Task goal =
Identify the lines holding "Retire" and copy them.
● ● ● ● ● ● ●
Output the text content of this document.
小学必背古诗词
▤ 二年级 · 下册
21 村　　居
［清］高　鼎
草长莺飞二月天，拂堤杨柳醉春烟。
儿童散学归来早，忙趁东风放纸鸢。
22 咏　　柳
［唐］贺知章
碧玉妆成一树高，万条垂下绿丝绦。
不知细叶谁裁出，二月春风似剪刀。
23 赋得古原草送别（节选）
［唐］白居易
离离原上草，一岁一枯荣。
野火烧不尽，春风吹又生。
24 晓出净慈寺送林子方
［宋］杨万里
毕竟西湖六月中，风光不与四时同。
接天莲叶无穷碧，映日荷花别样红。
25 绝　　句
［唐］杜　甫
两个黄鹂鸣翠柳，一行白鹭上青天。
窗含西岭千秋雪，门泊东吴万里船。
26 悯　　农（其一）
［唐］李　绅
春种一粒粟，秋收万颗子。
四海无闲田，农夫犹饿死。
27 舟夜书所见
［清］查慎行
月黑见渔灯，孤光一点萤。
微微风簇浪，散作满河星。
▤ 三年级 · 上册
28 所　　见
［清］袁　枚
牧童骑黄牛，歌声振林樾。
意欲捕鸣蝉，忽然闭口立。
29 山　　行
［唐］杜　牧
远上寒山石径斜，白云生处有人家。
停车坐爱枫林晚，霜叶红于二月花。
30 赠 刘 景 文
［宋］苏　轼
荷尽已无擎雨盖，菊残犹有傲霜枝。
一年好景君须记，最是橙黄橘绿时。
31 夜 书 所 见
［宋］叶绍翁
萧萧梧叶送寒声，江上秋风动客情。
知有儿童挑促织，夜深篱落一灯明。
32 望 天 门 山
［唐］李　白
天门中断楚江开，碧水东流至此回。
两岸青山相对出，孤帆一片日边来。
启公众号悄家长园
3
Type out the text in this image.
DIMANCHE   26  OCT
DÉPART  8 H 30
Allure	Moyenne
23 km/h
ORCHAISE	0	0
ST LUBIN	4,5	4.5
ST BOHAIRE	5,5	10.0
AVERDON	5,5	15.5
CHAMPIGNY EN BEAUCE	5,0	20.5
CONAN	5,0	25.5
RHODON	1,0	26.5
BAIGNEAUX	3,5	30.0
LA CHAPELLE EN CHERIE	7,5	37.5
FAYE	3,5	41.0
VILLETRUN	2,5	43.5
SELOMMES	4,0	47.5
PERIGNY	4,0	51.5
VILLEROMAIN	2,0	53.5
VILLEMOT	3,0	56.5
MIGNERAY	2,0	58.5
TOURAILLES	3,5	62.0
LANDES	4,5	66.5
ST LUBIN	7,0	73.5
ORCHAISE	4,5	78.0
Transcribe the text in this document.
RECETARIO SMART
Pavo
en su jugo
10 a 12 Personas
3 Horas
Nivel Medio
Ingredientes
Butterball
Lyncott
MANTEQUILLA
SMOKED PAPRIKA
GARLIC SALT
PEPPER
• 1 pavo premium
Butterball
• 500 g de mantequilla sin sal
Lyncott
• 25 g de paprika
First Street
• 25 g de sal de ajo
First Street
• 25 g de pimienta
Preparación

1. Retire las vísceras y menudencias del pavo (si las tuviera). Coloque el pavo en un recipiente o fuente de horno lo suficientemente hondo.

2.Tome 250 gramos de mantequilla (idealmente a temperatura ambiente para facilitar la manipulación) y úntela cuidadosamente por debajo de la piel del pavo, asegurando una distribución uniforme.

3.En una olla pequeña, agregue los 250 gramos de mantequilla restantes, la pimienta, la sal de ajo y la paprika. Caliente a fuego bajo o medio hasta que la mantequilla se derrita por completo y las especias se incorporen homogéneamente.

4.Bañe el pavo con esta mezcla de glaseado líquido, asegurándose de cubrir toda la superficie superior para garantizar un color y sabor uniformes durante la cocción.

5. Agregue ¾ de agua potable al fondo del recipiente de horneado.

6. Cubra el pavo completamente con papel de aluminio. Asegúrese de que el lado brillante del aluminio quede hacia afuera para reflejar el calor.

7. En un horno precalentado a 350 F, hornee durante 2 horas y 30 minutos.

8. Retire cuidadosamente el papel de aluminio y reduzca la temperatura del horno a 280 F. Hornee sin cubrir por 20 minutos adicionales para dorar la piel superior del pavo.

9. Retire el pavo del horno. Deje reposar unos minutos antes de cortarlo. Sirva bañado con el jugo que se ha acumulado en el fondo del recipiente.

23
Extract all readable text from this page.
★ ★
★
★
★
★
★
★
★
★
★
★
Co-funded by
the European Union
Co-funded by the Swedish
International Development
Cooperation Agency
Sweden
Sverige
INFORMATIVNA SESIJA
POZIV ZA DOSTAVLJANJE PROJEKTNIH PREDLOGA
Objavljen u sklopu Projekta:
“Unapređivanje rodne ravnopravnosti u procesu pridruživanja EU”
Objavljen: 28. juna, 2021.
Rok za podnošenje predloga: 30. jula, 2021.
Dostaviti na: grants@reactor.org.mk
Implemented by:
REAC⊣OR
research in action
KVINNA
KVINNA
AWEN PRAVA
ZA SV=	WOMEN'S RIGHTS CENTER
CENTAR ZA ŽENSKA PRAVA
● ● ● ● ● ● ●
Answer in full =
1. Retire las vísceras y menudencias del pavo (si las tuviera). Coloque el pavo en un recipiente o fuente de horno lo suficientemente hondo.
8. Retire cuidadosamente el papel de aluminio y reduzca la temperatura del horno a 280 F. Hornee sin cubrir por 20 minutos adicionales para dorar la piel superior del pavo.
9. Retire el pavo del horno. Deje reposar unos minutos antes de cortarlo. Sirva bañado con el jugo que se ha acumulado en el fondo del recipiente.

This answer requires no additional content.